Request
Each entry must appear again exactly as it does in the source.

· · ·

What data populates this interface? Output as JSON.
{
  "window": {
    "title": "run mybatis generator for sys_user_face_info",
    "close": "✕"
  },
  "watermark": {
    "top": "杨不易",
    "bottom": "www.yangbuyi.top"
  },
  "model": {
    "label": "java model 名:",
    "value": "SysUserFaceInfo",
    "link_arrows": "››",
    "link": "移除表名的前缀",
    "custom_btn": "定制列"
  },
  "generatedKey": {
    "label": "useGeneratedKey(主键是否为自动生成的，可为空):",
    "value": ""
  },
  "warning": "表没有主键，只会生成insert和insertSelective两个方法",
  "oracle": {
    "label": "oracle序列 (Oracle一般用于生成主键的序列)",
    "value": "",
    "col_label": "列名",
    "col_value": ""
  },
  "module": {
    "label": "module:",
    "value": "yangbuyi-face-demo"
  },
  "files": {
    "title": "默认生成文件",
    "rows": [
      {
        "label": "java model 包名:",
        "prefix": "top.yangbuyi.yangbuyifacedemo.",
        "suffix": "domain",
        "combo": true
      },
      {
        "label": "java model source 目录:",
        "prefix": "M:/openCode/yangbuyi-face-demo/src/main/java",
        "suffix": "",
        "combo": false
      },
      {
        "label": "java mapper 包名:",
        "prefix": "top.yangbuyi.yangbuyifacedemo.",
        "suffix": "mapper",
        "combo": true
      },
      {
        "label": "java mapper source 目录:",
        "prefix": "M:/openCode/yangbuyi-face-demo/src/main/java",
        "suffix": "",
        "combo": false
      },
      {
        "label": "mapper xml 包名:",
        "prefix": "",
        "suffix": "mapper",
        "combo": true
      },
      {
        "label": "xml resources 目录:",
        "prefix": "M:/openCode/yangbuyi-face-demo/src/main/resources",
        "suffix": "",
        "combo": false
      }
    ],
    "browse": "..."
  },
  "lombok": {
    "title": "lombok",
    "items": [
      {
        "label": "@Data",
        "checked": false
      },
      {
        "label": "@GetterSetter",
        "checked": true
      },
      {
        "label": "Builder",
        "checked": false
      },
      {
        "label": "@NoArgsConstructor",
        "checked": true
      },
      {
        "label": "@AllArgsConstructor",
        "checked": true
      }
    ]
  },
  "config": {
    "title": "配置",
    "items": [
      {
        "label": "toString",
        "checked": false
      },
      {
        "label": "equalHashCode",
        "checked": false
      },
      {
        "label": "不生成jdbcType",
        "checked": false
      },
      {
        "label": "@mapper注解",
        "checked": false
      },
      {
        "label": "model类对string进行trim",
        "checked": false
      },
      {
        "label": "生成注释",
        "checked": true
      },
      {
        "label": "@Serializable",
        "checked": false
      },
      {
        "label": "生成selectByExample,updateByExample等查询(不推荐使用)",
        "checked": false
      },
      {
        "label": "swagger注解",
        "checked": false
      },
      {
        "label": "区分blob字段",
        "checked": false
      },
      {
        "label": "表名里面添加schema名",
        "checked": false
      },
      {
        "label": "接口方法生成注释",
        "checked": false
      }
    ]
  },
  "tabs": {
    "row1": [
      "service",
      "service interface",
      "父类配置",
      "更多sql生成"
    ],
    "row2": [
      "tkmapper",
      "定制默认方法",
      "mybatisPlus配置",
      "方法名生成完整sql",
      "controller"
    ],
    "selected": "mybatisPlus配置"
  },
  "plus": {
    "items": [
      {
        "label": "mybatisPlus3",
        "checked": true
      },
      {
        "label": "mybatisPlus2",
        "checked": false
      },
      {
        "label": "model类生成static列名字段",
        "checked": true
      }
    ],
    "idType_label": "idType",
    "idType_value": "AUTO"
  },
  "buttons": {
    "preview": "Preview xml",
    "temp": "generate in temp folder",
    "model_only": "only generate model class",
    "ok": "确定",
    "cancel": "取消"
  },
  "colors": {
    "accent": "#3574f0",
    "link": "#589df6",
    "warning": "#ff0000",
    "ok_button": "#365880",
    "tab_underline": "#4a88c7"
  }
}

· · ·

Response below
What data populates this interface? Output as JSON.
{
  "window": {
    "title": "run mybatis generator for sys_user_face_info",
    "close": "✕"
  },
  "watermark": {
    "top": "杨不易",
    "bottom": "www.yangbuyi.top"
  },
  "model": {
    "label": "java model 名:",
    "value": "SysUserFaceInfo",
    "link_arrows": "››",
    "link": "移除表名的前缀",
    "custom_btn": "定制列"
  },
  "generatedKey": {
    "label": "useGeneratedKey(主键是否为自动生成的，可为空):",
    "value": ""
  },
  "warning": "表没有主键，只会生成insert和insertSelective两个方法",
  "oracle": {
    "label": "oracle序列 (Oracle一般用于生成主键的序列)",
    "value": "",
    "col_label": "列名",
    "col_value": ""
  },
  "module": {
    "label": "module:",
    "value": "yangbuyi-face-demo"
  },
  "files": {
    "title": "默认生成文件",
    "rows": [
      {
        "label": "java model 包名:",
        "prefix": "top.yangbuyi.yangbuyifacedemo.",
        "suffix": "domain",
        "combo": true
      },
      {
        "label": "java model source 目录:",
        "prefix": "M:/openCode/yangbuyi-face-demo/src/main/java",
        "suffix": "",
        "combo": false
      },
      {
        "label": "java mapper 包名:",
        "prefix": "top.yangbuyi.yangbuyifacedemo.",
        "suffix": "mapper",
        "combo": true
      },
      {
        "label": "java mapper source 目录:",
        "prefix": "M:/openCode/yangbuyi-face-demo/src/main/java",
        "suffix": "",
        "combo": false
      },
      {
        "label": "mapper xml 包名:",
        "prefix": "",
        "suffix": "mapper",
        "combo": true
      },
      {
        "label": "xml resources 目录:",
        "prefix": "M:/openCode/yangbuyi-face-demo/src/main/resources",
        "suffix": "",
        "combo": false
      }
    ],
    "browse": "..."
  },
  "lombok": {
    "title": "lombok",
    "items": [
      {
        "label": "@Data",
        "checked": false
      },
      {
        "label": "@GetterSetter",
        "checked": true
      },
      {
        "label": "Builder",
        "checked": false
      },
      {
        "label": "@NoArgsConstructor",
        "checked": true
      },
      {
        "label": "@AllArgsConstructor",
        "checked": true
      }
    ]
  },
  "config": {
    "title": "配置",
    "items": [
      {
        "label": "toString",
        "checked": false
      },
      {
        "label": "equalHashCode",
        "checked": false
      },
      {
        "label": "不生成jdbcType",
        "checked": false
      },
      {
        "label": "@mapper注解",
        "checked": false
      },
      {
        "label": "model类对string进行trim",
        "checked": false
      },
      {
        "label": "生成注释",
        "checked": true
      },
      {
        "label": "@Serializable",
        "checked": false
      },
      {
        "label": "生成selectByExample,updateByExample等查询(不推荐使用)",
        "checked": false
      },
      {
        "label": "swagger注解",
        "checked": false
      },
      {
        "label": "区分blob字段",
        "checked": false
      },
      {
        "label": "表名里面添加schema名",
        "checked": false
      },
      {
        "label": "接口方法生成注释",
        "checked": false
      }
    ]
  },
  "tabs": {
    "row1": [
      "service",
      "service interface",
      "父类配置",
      "更多sql生成"
    ],
    "row2": [
      "tkmapper",
      "定制默认方法",
      "mybatisPlus配置",
      "方法名生成完整sql",
      "controller"
    ],
    "selected": "mybatisPlus配置"
  },
  "plus": {
    "items": [
      {
        "label": "mybatisPlus3",
        "checked": true
      },
      {
        "label": "mybatisPlus2",
        "checked": false
      },
      {
        "label": "model类生成static列名字段",
        "checked": true
      }
    ],
    "idType_label": "idType",
    "idType_value": "AUTO"
  },
  "buttons": {
    "preview": "Preview xml",
    "temp": "generate in temp folder",
    "model_only": "only generate model class",
    "ok": "确定",
    "cancel": "取消"
  },
  "colors": {
    "accent": "#3574f0",
    "link": "#589df6",
    "warning": "#ff0000",
    "ok_button": "#365880",
    "tab_underline": "#4a88c7"
  }
}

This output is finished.